GIVEN EXERCISE — Using the data below, gather each line that includes the word "this".

RECORDS PROVIDED —
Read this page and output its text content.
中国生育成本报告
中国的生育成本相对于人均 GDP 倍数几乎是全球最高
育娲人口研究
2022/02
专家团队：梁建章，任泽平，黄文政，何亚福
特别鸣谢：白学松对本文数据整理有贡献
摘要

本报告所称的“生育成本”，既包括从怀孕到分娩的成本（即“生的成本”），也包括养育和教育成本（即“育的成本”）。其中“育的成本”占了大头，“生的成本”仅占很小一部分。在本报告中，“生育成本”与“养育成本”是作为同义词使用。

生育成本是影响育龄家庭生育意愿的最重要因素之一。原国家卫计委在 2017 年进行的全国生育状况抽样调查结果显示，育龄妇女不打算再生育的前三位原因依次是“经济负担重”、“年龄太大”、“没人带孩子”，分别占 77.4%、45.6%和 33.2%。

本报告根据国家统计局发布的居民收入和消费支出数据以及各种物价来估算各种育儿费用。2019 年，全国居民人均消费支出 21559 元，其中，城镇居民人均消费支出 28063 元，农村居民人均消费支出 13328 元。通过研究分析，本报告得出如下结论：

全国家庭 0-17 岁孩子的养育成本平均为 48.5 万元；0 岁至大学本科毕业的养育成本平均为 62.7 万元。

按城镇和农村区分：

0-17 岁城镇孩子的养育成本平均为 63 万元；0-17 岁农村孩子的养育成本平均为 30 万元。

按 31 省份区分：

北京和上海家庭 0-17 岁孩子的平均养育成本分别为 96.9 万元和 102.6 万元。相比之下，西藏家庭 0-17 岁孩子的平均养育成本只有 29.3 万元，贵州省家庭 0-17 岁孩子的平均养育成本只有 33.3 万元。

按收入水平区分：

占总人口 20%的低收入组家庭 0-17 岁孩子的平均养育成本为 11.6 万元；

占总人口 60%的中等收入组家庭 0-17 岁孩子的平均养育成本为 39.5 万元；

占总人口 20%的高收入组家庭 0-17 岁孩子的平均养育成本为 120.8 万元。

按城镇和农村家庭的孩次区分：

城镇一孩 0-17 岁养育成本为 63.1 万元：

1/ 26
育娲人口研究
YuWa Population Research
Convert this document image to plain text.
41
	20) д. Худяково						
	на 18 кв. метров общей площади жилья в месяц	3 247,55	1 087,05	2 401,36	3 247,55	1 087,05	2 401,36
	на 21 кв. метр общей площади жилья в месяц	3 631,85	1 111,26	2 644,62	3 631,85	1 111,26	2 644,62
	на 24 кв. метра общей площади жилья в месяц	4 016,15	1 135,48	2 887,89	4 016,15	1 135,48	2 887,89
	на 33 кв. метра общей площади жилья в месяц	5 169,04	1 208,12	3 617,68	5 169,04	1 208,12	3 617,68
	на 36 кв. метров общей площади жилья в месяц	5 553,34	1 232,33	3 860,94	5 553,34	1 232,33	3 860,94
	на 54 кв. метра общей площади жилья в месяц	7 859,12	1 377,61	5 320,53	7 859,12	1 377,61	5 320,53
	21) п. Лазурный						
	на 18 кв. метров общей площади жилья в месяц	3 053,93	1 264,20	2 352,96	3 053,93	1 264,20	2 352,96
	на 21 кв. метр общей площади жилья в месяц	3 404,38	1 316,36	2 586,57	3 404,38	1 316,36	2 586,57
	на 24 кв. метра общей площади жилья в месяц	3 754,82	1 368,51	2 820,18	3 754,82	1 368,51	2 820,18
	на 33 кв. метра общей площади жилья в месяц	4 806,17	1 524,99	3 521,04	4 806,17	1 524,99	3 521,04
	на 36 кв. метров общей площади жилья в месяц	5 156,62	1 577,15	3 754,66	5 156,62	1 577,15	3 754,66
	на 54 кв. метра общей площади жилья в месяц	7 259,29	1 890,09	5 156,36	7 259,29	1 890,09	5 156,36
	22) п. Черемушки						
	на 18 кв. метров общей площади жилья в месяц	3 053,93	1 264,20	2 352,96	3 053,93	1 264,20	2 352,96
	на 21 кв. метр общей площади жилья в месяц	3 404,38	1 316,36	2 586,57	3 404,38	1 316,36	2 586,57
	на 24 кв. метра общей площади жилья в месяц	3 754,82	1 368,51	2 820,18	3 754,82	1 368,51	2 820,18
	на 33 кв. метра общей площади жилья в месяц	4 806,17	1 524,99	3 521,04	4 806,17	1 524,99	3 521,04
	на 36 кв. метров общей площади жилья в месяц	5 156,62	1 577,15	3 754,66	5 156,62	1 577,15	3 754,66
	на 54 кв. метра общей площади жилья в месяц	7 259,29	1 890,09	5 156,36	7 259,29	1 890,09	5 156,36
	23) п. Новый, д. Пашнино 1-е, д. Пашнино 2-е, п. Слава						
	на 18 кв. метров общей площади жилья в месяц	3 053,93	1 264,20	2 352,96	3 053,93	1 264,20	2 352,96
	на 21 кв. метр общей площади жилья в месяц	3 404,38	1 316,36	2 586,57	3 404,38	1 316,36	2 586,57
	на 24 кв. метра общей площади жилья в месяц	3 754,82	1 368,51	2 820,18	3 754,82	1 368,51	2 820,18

SOLVED EXERCISE —
Read this page and output its text content.
Convert this document image to plain text.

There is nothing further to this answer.